### DIRECTIVE:
Look through the records that follow. Copy every line containing the word "source".

### Stored entries:
++++++++

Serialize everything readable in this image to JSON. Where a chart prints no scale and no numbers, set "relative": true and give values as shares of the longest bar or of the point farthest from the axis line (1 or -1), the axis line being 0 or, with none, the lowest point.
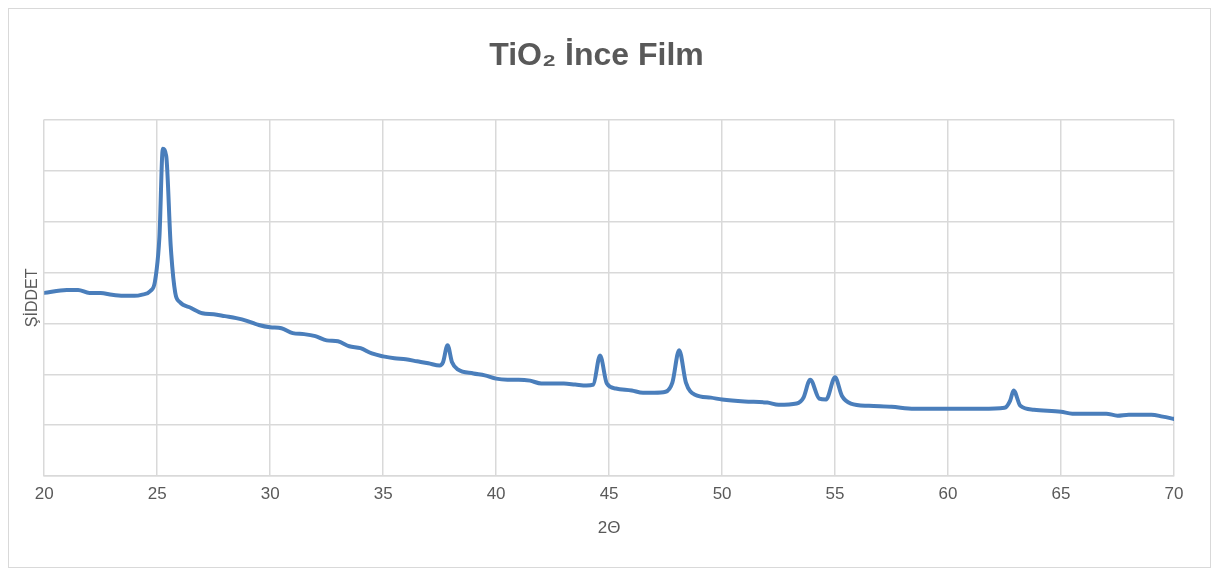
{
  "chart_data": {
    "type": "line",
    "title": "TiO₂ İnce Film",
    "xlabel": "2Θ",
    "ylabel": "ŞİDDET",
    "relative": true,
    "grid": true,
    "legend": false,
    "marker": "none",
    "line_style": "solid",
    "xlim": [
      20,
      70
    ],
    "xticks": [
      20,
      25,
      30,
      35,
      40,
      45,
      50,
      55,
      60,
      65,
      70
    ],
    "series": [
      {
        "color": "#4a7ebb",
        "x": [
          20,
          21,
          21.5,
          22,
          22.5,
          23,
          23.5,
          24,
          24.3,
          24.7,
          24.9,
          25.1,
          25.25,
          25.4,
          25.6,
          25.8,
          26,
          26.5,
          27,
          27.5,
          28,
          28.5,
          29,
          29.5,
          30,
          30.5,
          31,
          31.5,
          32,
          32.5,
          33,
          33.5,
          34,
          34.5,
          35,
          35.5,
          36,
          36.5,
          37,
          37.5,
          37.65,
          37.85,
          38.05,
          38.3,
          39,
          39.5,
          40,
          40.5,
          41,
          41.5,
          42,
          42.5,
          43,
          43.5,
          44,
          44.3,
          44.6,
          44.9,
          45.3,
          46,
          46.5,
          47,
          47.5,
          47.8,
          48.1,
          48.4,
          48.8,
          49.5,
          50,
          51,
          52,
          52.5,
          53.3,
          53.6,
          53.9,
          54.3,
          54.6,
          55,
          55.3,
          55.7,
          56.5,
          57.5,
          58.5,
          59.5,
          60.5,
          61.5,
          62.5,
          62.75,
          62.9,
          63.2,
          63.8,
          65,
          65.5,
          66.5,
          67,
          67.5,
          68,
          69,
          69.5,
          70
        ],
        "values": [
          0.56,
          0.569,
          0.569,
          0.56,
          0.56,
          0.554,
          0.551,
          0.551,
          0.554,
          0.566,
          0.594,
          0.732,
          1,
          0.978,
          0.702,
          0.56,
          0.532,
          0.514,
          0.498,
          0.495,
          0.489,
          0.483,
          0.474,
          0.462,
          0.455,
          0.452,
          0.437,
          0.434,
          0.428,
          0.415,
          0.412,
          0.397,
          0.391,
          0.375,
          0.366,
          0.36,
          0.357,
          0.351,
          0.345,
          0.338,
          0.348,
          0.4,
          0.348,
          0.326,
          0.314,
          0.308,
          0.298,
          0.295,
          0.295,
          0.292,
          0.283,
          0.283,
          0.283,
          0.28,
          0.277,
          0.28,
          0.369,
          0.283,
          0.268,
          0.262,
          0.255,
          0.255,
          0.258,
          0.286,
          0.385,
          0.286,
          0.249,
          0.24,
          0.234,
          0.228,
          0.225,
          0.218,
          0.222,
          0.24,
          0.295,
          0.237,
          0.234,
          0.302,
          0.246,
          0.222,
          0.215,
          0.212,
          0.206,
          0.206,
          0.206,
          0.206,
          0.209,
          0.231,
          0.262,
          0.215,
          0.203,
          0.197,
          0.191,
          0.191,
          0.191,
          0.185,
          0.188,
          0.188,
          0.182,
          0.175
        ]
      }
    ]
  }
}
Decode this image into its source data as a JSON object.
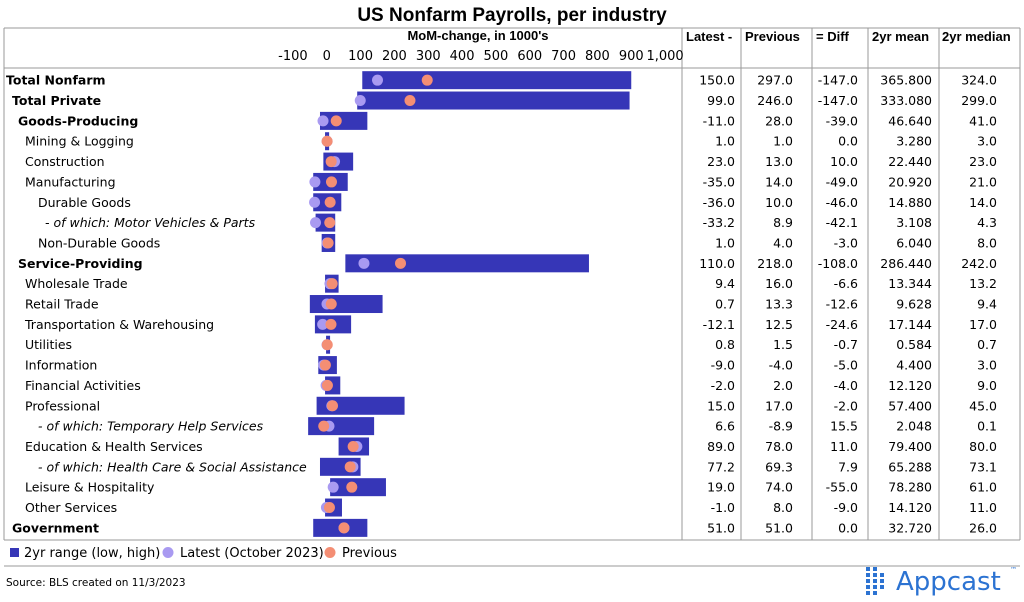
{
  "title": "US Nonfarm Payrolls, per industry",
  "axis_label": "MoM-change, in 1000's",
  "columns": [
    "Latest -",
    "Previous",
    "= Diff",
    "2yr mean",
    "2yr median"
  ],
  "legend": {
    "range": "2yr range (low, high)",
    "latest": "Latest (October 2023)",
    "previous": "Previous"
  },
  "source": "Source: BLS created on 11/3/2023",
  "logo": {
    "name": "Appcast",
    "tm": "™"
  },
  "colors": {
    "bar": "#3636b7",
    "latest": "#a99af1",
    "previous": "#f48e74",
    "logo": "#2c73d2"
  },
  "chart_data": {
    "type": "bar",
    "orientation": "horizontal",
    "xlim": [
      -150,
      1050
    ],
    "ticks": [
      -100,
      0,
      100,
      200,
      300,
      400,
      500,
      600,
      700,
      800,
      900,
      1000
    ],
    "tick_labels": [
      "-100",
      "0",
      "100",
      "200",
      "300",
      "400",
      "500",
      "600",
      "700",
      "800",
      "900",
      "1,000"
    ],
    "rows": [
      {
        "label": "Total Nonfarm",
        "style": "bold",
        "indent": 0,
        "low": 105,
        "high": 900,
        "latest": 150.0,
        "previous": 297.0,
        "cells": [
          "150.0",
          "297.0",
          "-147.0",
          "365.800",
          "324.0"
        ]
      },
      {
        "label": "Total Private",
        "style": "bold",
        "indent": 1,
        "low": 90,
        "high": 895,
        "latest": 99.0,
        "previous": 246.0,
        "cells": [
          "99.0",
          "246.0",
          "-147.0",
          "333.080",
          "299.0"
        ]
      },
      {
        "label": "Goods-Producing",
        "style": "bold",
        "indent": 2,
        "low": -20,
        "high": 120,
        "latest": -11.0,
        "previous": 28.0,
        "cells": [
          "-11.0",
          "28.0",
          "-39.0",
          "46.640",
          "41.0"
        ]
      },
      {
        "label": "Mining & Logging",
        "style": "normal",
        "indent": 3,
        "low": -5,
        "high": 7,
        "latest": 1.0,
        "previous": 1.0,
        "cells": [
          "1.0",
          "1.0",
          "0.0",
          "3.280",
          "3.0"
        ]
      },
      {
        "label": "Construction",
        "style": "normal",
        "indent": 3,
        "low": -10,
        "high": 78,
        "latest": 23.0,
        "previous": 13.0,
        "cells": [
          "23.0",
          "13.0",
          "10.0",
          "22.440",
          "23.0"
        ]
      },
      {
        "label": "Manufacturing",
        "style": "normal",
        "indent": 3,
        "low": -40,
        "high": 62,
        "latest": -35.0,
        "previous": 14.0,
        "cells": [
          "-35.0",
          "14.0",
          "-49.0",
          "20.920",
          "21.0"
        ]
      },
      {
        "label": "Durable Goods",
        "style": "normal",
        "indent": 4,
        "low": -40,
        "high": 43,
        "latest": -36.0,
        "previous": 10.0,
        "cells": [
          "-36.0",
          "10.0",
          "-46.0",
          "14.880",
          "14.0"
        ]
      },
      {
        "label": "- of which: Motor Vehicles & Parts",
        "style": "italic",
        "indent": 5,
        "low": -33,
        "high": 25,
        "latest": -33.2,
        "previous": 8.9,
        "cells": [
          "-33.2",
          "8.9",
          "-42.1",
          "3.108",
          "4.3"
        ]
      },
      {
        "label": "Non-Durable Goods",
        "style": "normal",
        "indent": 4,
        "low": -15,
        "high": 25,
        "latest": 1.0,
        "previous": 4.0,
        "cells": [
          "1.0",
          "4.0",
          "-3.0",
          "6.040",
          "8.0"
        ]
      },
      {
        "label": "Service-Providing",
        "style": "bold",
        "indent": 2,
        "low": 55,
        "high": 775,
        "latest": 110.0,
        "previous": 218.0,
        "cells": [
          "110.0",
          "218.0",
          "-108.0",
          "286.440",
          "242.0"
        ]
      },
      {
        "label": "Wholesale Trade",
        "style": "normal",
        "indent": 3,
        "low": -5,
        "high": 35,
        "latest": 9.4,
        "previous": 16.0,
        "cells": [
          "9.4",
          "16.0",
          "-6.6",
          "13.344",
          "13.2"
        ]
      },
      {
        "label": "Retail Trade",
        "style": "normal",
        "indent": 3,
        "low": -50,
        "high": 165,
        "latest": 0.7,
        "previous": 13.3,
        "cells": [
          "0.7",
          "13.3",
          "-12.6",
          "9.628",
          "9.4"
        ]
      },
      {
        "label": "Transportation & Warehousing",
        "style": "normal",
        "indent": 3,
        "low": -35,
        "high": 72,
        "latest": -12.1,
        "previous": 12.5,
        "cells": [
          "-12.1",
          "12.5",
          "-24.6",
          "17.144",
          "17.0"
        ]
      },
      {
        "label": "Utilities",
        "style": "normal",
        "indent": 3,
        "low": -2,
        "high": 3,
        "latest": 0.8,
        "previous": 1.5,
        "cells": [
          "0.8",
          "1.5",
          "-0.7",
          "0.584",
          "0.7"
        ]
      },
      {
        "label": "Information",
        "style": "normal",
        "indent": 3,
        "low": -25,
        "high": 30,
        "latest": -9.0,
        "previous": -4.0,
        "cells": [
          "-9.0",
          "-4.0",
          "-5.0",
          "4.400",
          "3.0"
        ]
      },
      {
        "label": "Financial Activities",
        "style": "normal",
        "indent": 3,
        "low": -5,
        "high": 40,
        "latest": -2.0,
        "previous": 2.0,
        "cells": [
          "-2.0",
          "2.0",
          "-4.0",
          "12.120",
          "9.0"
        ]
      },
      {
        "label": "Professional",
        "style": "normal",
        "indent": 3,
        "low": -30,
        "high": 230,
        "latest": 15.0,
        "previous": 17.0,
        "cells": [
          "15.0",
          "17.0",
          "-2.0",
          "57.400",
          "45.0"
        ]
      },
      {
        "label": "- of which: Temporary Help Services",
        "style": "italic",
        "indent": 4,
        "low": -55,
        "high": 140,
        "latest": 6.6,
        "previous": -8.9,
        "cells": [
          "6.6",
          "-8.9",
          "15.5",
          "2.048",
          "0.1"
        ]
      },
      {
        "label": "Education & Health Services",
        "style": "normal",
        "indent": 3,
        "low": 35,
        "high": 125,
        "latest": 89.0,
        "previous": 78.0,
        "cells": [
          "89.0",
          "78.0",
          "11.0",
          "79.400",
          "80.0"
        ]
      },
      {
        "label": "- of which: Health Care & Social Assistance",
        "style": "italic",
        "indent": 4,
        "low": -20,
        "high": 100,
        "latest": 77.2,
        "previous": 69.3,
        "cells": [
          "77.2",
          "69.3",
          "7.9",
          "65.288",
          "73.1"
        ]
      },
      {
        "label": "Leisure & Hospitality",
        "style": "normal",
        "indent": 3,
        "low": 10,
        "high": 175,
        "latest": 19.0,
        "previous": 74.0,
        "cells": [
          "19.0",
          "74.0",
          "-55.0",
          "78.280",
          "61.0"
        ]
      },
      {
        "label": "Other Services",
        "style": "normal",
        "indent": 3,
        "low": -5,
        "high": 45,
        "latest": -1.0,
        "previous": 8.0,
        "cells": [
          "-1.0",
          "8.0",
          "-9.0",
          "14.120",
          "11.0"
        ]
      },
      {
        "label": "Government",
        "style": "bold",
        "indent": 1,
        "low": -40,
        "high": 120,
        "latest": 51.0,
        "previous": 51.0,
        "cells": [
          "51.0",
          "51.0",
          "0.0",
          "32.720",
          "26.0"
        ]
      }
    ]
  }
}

++++++++

### RESPONSE BELOW:
Decode this image into its source data as a JSON object.
  "source": "Source: BLS created on 11/3/2023",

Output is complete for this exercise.